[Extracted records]
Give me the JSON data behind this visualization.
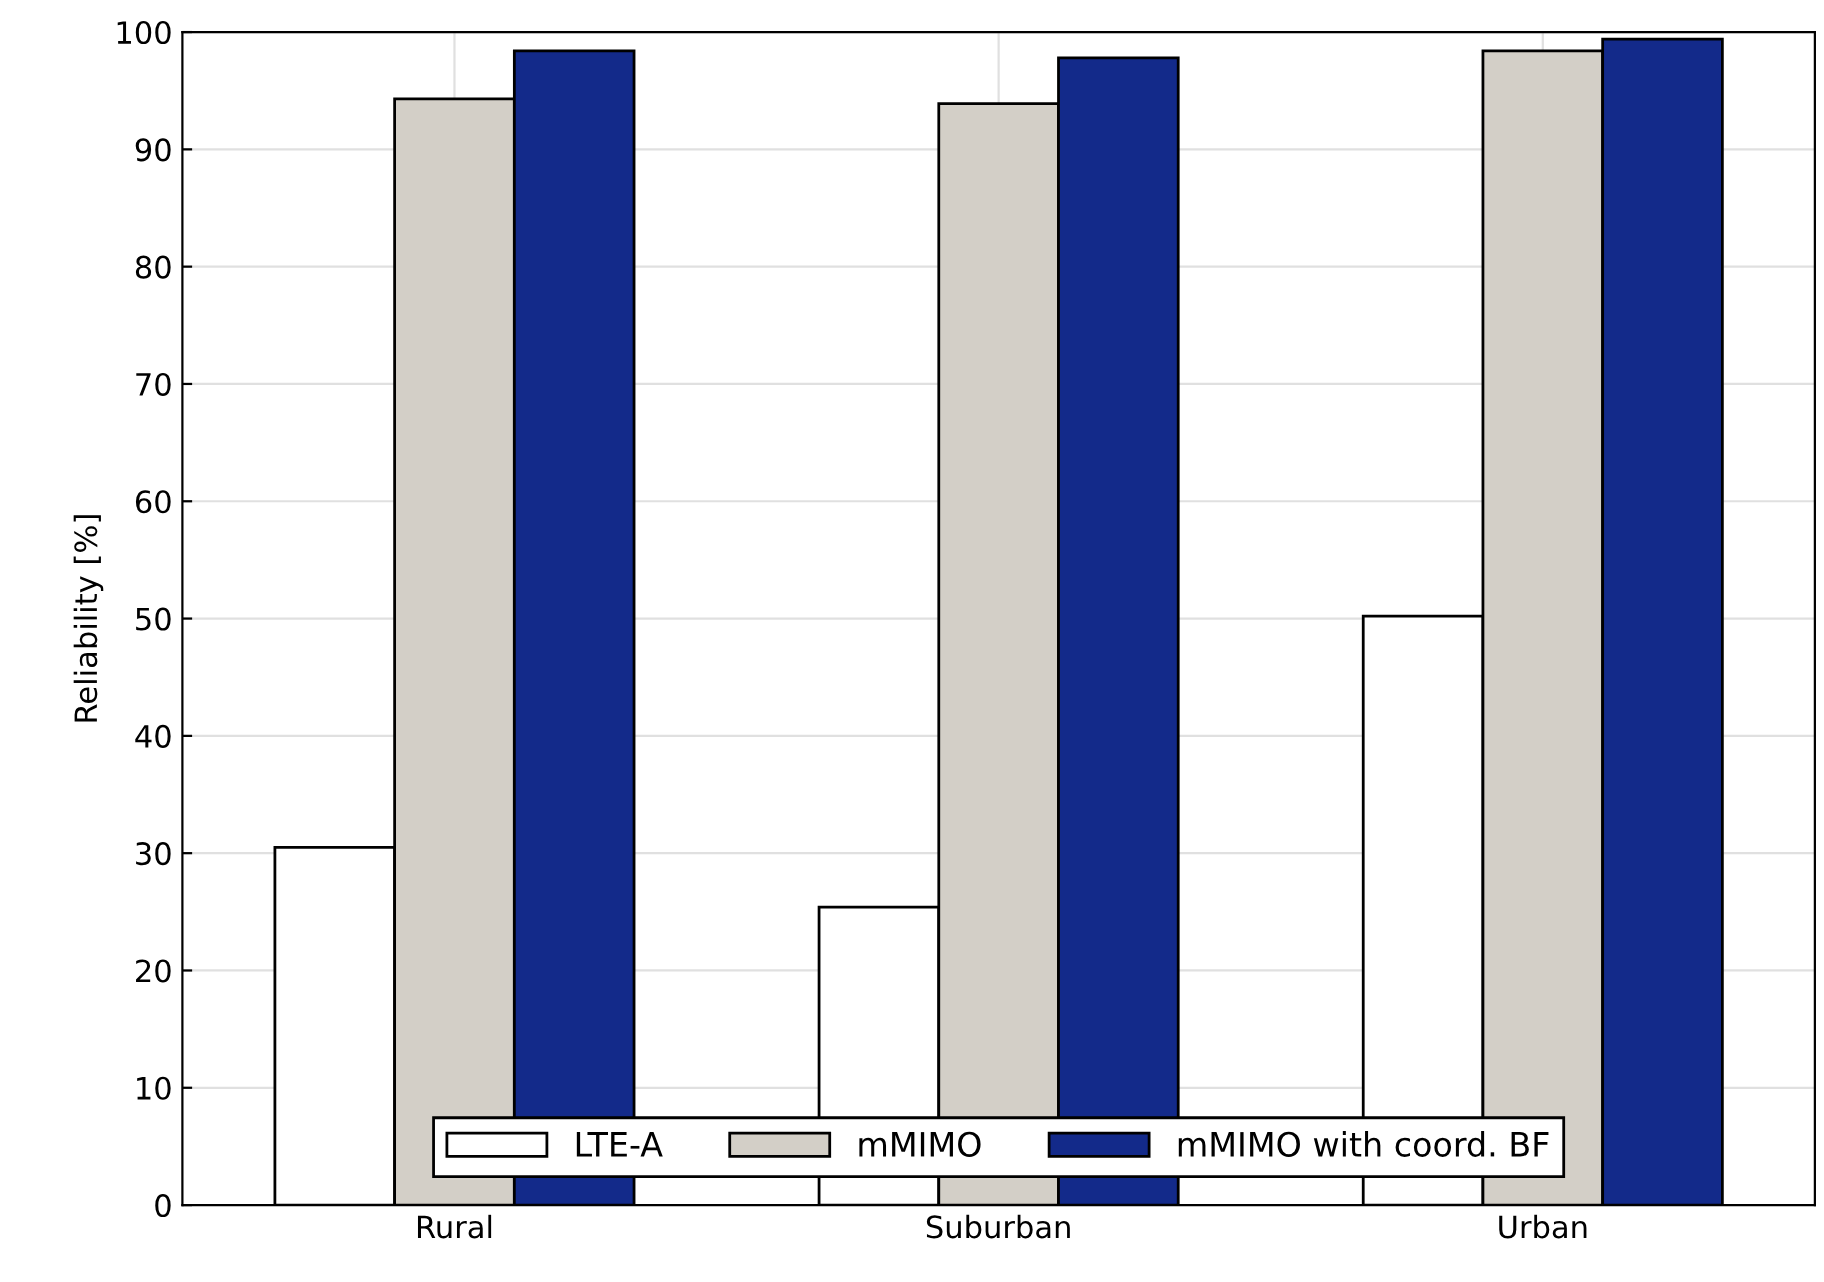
{
  "chart_data": {
    "type": "bar",
    "ylabel": "Reliability [%]",
    "categories": [
      "Rural",
      "Suburban",
      "Urban"
    ],
    "series": [
      {
        "name": "LTE-A",
        "color": "#ffffff",
        "values": [
          30.5,
          25.4,
          50.2
        ]
      },
      {
        "name": "mMIMO",
        "color": "#d3cfc7",
        "values": [
          94.3,
          93.9,
          98.4
        ]
      },
      {
        "name": "mMIMO with coord. BF",
        "color": "#132a8a",
        "values": [
          98.4,
          97.8,
          99.4
        ]
      }
    ],
    "ylim": [
      0,
      100
    ],
    "yticks": [
      0,
      10,
      20,
      30,
      40,
      50,
      60,
      70,
      80,
      90,
      100
    ],
    "grid": true,
    "legend": "bottom"
  }
}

(Your goal)
Reproduce the whole listing above word for word, but not its pictures.

(Solution to this exercise)
Give me the JSON data behind this visualization.
{
  "chart_data": {
    "type": "bar",
    "ylabel": "Reliability [%]",
    "categories": [
      "Rural",
      "Suburban",
      "Urban"
    ],
    "series": [
      {
        "name": "LTE-A",
        "color": "#ffffff",
        "values": [
          30.5,
          25.4,
          50.2
        ]
      },
      {
        "name": "mMIMO",
        "color": "#d3cfc7",
        "values": [
          94.3,
          93.9,
          98.4
        ]
      },
      {
        "name": "mMIMO with coord. BF",
        "color": "#132a8a",
        "values": [
          98.4,
          97.8,
          99.4
        ]
      }
    ],
    "ylim": [
      0,
      100
    ],
    "yticks": [
      0,
      10,
      20,
      30,
      40,
      50,
      60,
      70,
      80,
      90,
      100
    ],
    "grid": true,
    "legend": "bottom"
  }
}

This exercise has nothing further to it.